— Task brief —
Using the material below, copy every line where "일반증상이" appears.

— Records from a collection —
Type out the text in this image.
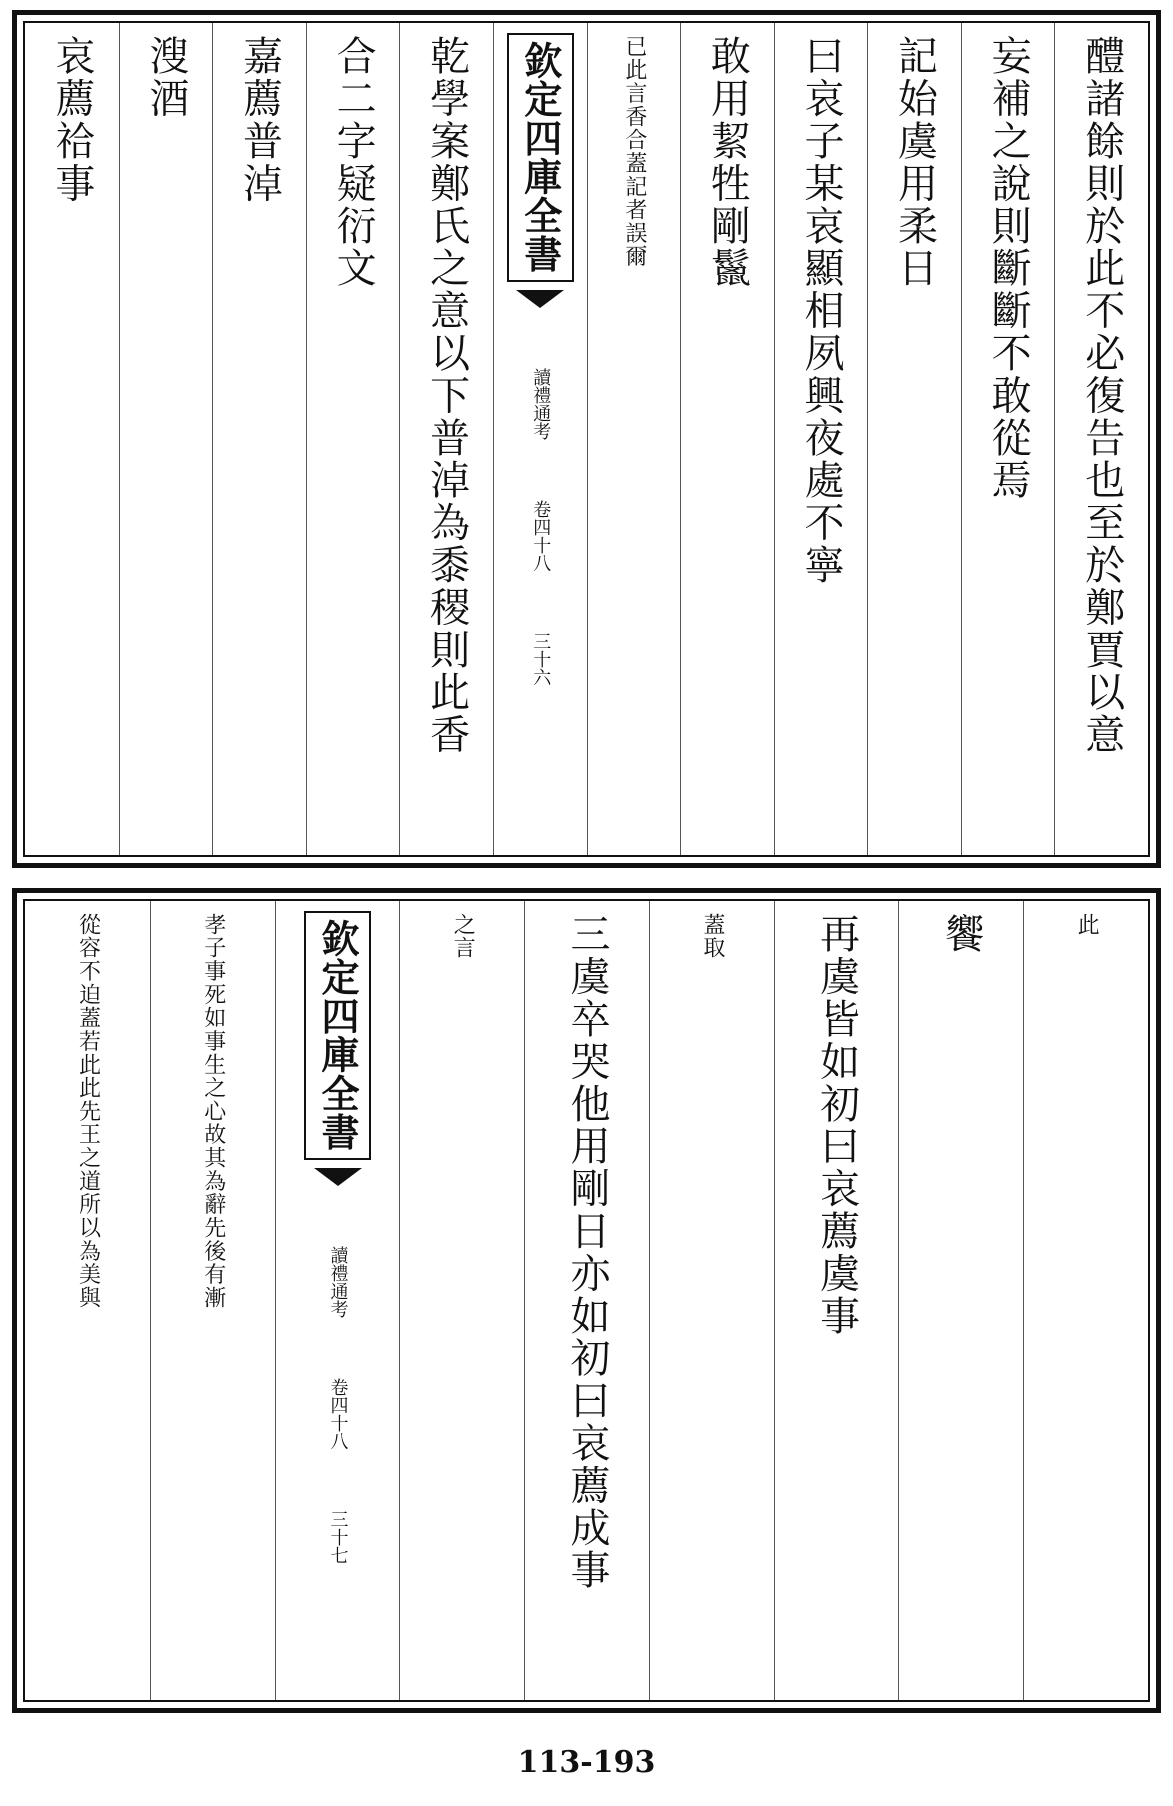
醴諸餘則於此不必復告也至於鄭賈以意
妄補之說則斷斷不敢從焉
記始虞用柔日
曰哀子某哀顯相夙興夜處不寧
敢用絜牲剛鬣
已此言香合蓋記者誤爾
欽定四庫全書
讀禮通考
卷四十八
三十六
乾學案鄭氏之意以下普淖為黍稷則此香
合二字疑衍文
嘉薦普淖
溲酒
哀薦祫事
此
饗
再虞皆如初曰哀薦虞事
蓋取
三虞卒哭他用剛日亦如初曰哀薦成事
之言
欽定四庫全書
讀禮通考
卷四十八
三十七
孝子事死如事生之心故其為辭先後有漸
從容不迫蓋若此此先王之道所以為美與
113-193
==
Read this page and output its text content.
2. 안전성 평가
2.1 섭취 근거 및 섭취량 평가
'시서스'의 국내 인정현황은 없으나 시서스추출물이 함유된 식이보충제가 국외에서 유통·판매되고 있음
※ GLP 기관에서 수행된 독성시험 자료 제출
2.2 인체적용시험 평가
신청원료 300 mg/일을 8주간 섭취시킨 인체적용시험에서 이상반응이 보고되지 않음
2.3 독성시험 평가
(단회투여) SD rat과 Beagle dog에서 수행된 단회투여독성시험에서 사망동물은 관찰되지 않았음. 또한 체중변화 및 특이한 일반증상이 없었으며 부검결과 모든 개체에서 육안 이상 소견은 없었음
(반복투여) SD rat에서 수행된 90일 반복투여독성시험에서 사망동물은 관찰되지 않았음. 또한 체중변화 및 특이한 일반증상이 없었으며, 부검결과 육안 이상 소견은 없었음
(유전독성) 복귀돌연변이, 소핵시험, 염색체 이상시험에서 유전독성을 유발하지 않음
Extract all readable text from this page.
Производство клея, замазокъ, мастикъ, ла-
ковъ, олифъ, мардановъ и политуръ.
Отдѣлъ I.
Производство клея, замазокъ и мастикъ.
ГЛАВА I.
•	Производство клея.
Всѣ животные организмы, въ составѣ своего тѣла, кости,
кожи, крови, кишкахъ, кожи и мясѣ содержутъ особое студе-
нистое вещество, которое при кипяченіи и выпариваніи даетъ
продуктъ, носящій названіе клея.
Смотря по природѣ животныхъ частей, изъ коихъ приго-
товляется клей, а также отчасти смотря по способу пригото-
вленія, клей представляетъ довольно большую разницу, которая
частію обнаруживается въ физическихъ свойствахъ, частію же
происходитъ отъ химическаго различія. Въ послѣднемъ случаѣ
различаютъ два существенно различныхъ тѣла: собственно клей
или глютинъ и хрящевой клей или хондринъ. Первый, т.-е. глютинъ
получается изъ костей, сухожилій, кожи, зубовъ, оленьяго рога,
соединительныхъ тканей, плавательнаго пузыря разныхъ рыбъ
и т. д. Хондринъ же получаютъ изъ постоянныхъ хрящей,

— Task output —
(단회투여) SD rat과 Beagle dog에서 수행된 단회투여독성시험에서 사망동물은 관찰되지 않았음. 또한 체중변화 및 특이한 일반증상이 없었으며 부검결과 모든 개체에서 육안 이상 소견은 없었음
(반복투여) SD rat에서 수행된 90일 반복투여독성시험에서 사망동물은 관찰되지 않았음. 또한 체중변화 및 특이한 일반증상이 없었으며, 부검결과 육안 이상 소견은 없었음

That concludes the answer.